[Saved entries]

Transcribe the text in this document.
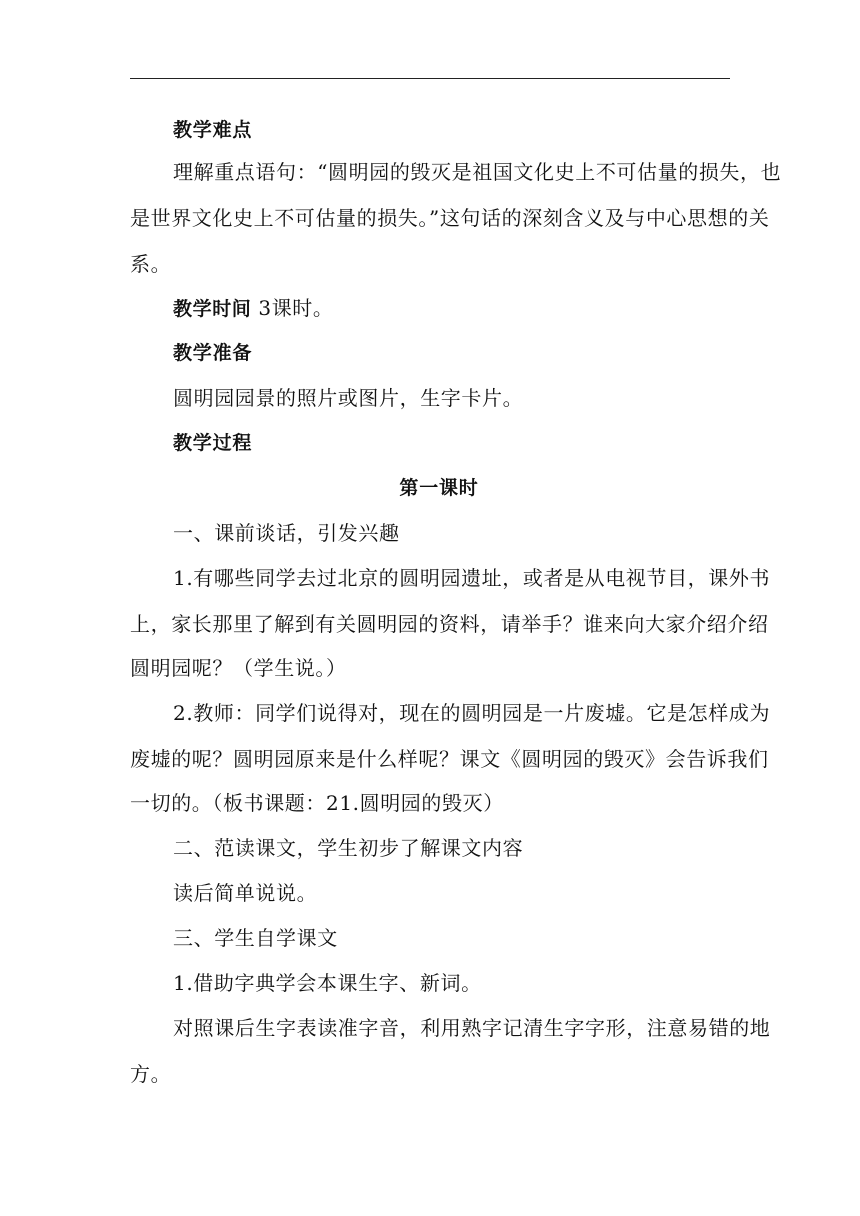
教学难点
理解重点语句：“圆明园的毁灭是祖国文化史上不可估量的损失，也
是世界文化史上不可估量的损失。”这句话的深刻含义及与中心思想的关
系。
教学时间 3课时。
教学准备
圆明园园景的照片或图片，生字卡片。
教学过程
第一课时
一、课前谈话，引发兴趣
1.有哪些同学去过北京的圆明园遗址，或者是从电视节目，课外书
上，家长那里了解到有关圆明园的资料，请举手？谁来向大家介绍介绍
圆明园呢？（学生说。）
2.教师：同学们说得对，现在的圆明园是一片废墟。它是怎样成为
废墟的呢？圆明园原来是什么样呢？课文《圆明园的毁灭》会告诉我们
一切的。（板书课题：21.圆明园的毁灭）
二、范读课文，学生初步了解课文内容
读后简单说说。
三、学生自学课文
1.借助字典学会本课生字、新词。
对照课后生字表读准字音，利用熟字记清生字字形，注意易错的地
方。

=== The request ===
Reproduce every entry exactly, but omit each picture.

=== Output below ===
Transcribe the text in this document.
教学难点
理解重点语句：“圆明园的毁灭是祖国文化史上不可估量的损失，也
是世界文化史上不可估量的损失。”这句话的深刻含义及与中心思想的关
系。
教学时间 3课时。
教学准备
圆明园园景的照片或图片，生字卡片。
教学过程
第一课时
一、课前谈话，引发兴趣
1.有哪些同学去过北京的圆明园遗址，或者是从电视节目，课外书
上，家长那里了解到有关圆明园的资料，请举手？谁来向大家介绍介绍
圆明园呢？（学生说。）
2.教师：同学们说得对，现在的圆明园是一片废墟。它是怎样成为
废墟的呢？圆明园原来是什么样呢？课文《圆明园的毁灭》会告诉我们
一切的。（板书课题：21.圆明园的毁灭）
二、范读课文，学生初步了解课文内容
读后简单说说。
三、学生自学课文
1.借助字典学会本课生字、新词。
对照课后生字表读准字音，利用熟字记清生字字形，注意易错的地
方。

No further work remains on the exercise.